Can You Keep A Secret

 テレビを観ていたらたまたまやっていたカレー特集(?)みたいな番組で僕の家からそう遠くないところにあるカレー屋の「隠しメニュー」が紹介されていて、コマーシャル中にチャンネルを変えたら松平健が「マツケンサンバ(Ⅲ?))を歌っていて、それをスタジオで観ていたO-ZONE(マイアヒィー マイアフゥー マイアホォー マイアハッハー……のグループ)が感想を求められて「凄いです」と答えていたのだけれど、そういえば前に何かの番組で「マツケンサンバ」の前のバージョン(Ⅱ?)を歌っていたときにはそれをデスティニーズ・チャイルドが観ていて、やっぱり「凄いです」だか「素晴らしいです」だかそんなことをいっていた。どう思われてるんだろうな。

--------

(記述問題 A):
ページ抜粋を読んで、次の問いに答えてください。
(i) カレー特集のような番組で紹介されていたのは、カレー屋の何ですか。
(ii) スタジオで観ていたO-ZONEは、感想を求められて何と答えましたか。
(iii) 「マツケンサンバ」の前のバージョンが歌われたとき、それを観ていたのはどのグループですか。

--------

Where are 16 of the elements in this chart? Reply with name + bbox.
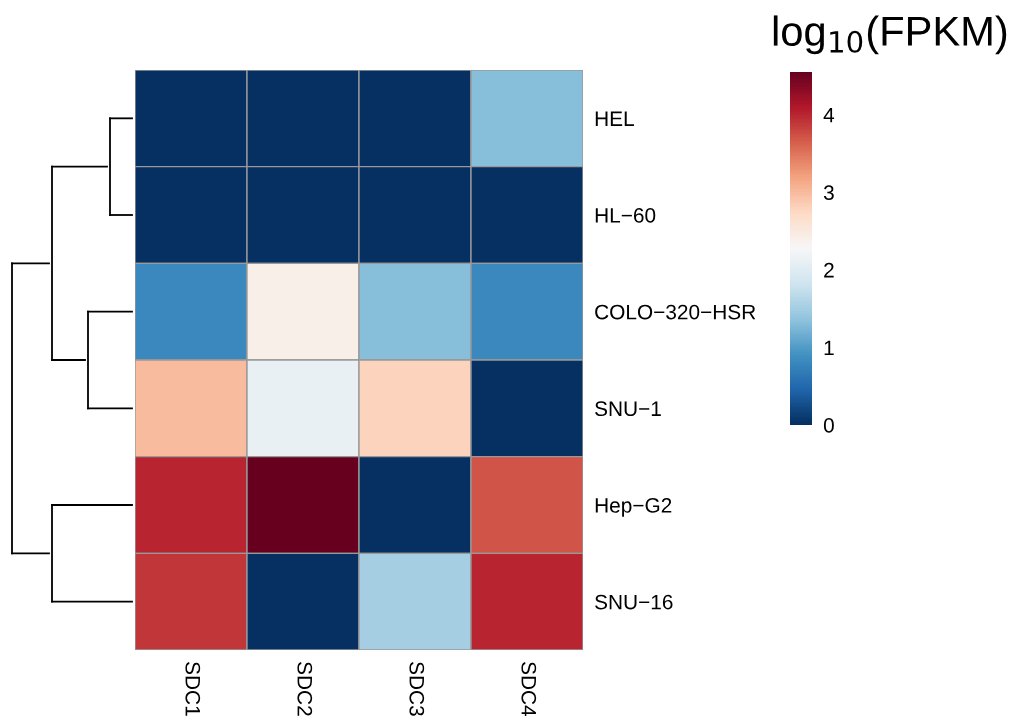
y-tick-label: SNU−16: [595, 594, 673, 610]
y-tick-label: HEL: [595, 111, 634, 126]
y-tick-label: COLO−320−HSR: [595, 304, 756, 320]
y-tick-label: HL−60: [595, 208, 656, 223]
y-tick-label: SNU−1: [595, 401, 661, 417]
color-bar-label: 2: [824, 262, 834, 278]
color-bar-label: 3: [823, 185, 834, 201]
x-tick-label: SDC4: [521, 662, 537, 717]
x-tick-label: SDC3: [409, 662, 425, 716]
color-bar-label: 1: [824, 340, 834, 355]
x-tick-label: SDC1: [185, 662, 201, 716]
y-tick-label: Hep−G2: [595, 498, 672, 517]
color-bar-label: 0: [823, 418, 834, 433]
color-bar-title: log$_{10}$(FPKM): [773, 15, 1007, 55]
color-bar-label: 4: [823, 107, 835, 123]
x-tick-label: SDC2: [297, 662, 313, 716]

--------

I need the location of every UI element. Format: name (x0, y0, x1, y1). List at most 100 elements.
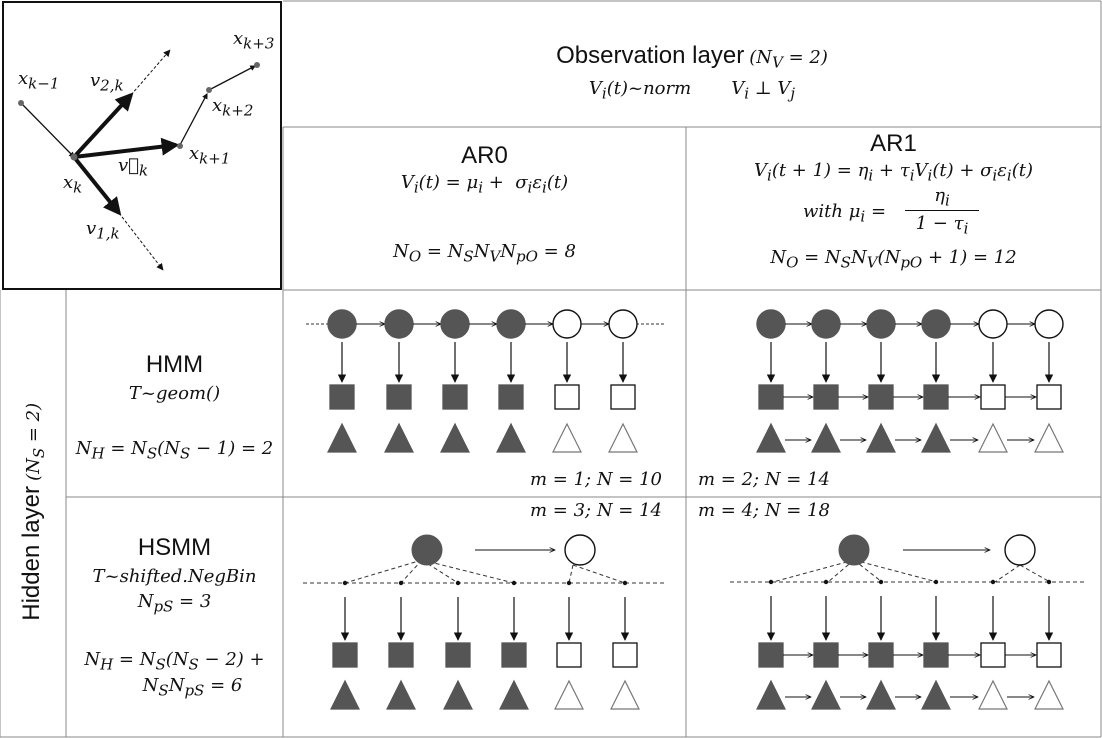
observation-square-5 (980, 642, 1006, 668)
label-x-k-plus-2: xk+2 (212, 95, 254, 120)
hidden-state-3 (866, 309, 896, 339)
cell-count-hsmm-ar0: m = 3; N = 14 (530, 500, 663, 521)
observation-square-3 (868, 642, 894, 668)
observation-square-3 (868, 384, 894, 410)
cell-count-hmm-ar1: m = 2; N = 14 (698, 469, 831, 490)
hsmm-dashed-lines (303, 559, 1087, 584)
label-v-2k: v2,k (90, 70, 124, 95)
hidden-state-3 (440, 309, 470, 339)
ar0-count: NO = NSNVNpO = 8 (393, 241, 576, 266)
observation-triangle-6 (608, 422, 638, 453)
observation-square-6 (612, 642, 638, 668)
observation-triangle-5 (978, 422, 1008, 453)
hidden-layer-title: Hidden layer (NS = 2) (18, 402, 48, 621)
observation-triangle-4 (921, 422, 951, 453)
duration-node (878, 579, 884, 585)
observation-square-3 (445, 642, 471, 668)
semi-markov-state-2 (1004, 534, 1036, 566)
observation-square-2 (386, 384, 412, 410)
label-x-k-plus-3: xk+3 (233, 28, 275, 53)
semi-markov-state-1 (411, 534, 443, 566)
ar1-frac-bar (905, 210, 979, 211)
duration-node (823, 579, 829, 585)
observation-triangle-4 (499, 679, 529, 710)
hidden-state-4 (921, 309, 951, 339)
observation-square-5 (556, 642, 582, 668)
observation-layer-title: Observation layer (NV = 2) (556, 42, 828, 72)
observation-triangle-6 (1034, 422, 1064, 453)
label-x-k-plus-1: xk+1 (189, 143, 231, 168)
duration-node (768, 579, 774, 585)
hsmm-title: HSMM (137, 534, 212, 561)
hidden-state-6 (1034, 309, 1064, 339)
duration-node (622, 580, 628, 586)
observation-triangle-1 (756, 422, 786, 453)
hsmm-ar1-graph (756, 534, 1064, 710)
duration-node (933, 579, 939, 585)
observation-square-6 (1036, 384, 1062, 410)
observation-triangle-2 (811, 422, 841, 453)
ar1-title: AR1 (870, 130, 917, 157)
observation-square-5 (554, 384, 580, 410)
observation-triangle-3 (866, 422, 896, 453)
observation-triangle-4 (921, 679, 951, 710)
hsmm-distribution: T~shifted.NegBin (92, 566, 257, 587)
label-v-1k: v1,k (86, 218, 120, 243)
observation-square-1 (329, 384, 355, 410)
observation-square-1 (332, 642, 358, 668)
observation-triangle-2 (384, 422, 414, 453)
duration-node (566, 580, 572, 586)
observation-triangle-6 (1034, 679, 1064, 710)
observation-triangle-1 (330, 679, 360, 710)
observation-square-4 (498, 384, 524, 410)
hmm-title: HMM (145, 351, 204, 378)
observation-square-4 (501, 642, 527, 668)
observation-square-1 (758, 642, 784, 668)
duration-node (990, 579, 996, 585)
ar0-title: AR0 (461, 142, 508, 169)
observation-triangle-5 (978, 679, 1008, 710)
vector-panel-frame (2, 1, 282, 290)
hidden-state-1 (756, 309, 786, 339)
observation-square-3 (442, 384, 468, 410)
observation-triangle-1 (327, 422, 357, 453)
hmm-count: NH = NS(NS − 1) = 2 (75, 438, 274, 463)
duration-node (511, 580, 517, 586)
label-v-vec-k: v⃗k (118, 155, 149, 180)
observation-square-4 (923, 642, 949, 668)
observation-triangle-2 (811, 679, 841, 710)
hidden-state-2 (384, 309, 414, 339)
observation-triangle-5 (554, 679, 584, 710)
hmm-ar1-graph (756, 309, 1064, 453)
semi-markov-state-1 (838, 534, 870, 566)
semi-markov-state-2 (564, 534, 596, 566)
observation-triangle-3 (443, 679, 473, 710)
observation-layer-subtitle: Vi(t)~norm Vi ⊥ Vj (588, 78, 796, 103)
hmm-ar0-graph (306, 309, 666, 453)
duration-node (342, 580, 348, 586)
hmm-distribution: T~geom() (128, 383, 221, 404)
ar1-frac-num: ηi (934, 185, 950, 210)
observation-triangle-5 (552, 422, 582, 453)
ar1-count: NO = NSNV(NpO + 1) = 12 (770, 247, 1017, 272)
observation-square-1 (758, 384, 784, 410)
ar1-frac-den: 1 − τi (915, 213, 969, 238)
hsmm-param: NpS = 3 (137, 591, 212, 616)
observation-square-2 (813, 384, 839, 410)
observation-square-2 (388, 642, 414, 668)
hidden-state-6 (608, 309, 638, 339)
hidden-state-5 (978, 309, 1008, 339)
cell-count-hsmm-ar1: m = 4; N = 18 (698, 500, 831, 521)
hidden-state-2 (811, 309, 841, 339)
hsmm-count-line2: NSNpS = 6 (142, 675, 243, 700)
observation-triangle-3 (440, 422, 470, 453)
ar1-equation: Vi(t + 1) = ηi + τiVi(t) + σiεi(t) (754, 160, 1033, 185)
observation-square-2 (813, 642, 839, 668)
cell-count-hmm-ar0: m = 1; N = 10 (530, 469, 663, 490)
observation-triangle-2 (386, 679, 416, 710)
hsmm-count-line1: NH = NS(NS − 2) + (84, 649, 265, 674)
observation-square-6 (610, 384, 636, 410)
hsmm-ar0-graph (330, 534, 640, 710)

--------

(記述問題 B): 記録のうち、「observation-square-5 (980, 642, 1006, 668)」を含む行から「hidden-state-3 (440, 309, 470, 339)」を含む行までを、両端の行も含めてそのまま出力してください。

(出力全文 A):
(i) 「隠しメニュー」が紹介されていました。
(ii) 「凄いです」と答えました。
(iii) デスティニーズ・チャイルドが観ていました。

(出力全文 B):
observation-square-5 (980, 642, 1006, 668)
label-x-k-plus-2: xk+2 (212, 95, 254, 120)
hidden-state-3 (866, 309, 896, 339)
cell-count-hsmm-ar0: m = 3; N = 14 (530, 500, 663, 521)
observation-square-3 (868, 642, 894, 668)
observation-square-3 (868, 384, 894, 410)
cell-count-hmm-ar1: m = 2; N = 14 (698, 469, 831, 490)
hsmm-dashed-lines (303, 559, 1087, 584)
label-v-2k: v2,k (90, 70, 124, 95)
hidden-state-3 (440, 309, 470, 339)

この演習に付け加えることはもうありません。